'''

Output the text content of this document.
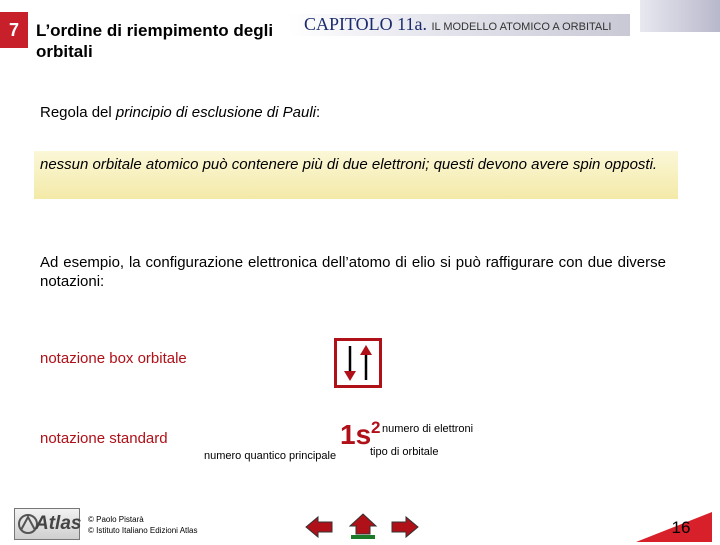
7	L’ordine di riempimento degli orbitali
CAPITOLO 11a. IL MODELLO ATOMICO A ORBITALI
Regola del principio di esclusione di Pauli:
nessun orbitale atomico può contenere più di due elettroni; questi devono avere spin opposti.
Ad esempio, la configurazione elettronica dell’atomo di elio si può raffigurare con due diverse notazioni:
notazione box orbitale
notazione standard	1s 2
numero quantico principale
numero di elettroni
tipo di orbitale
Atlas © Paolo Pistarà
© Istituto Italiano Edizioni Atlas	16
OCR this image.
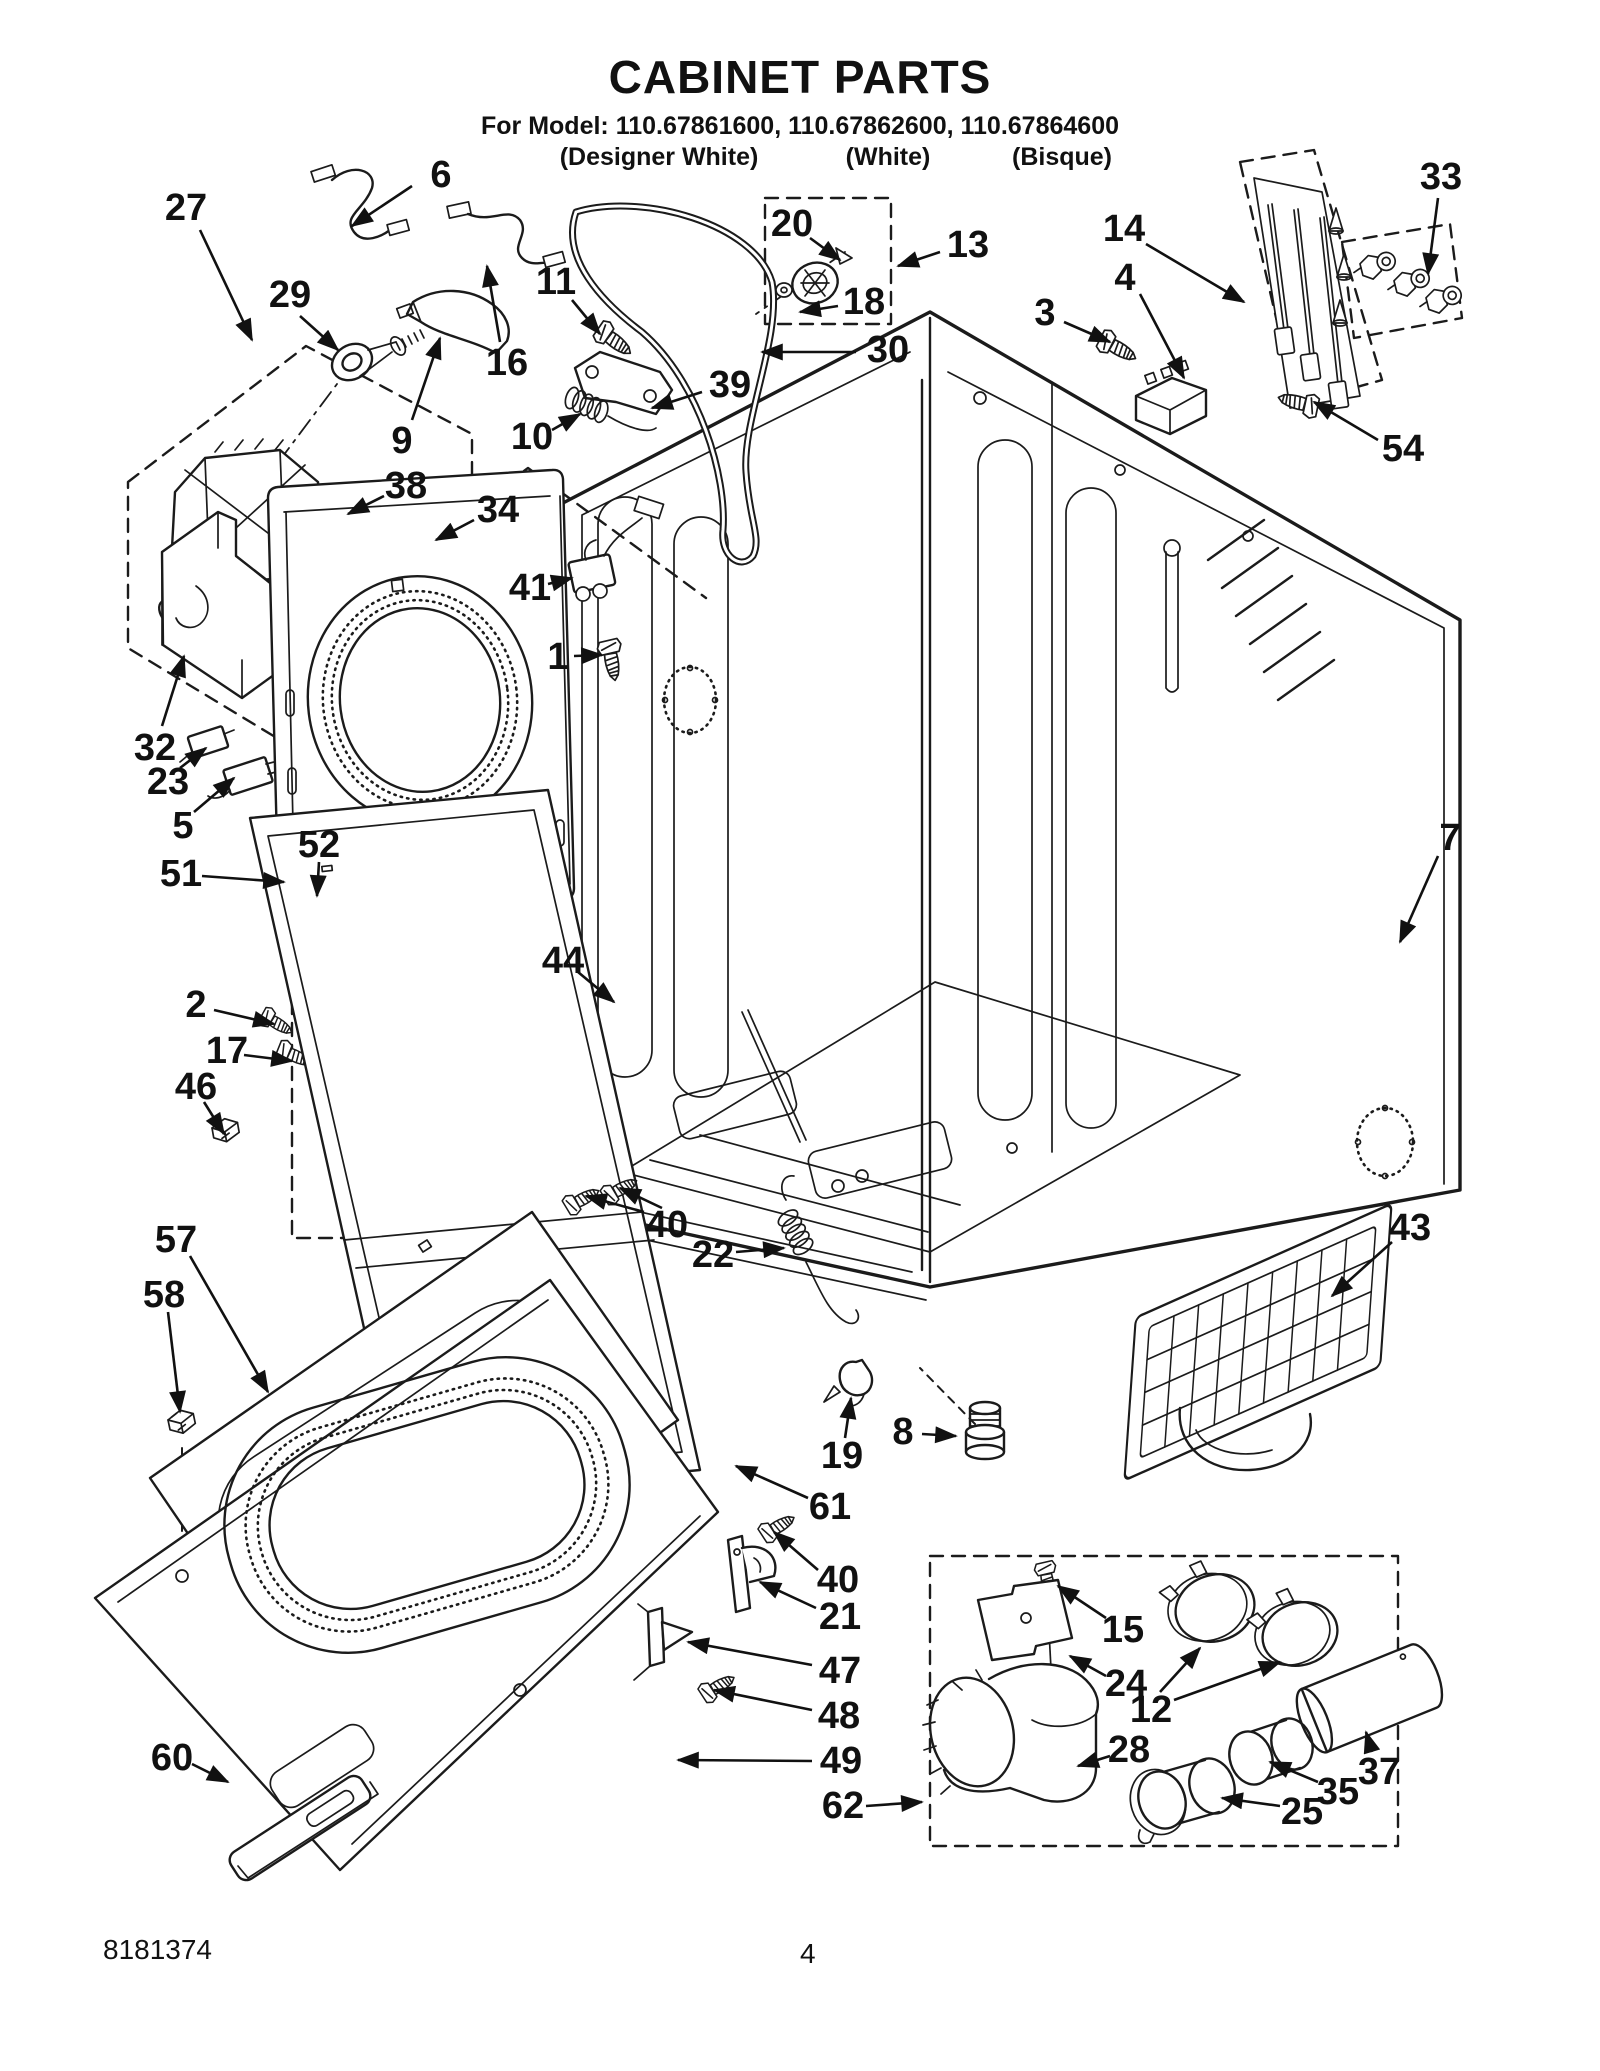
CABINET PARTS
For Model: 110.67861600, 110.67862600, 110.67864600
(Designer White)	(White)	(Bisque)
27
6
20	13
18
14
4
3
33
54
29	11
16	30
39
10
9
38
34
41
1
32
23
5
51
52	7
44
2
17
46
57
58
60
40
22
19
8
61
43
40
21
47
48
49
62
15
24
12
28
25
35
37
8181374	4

'''

▶ **Written instruction**
Reproduce the lines above, exactly and exclusively, from the line containing "OCR this image." down to the last line, both included; pictures are not part of the copy.

▶ **The result**
OCR this image.
CABINET PARTS
For Model: 110.67861600, 110.67862600, 110.67864600
(Designer White)	(White)	(Bisque)
27
6
20	13
18
14
4
3
33
54
29	11
16	30
39
10
9
38
34
41
1
32
23
5
51
52	7
44
2
17
46
57
58
60
40
22
19
8
61
43
40
21
47
48
49
62
15
24
12
28
25
35
37
8181374	4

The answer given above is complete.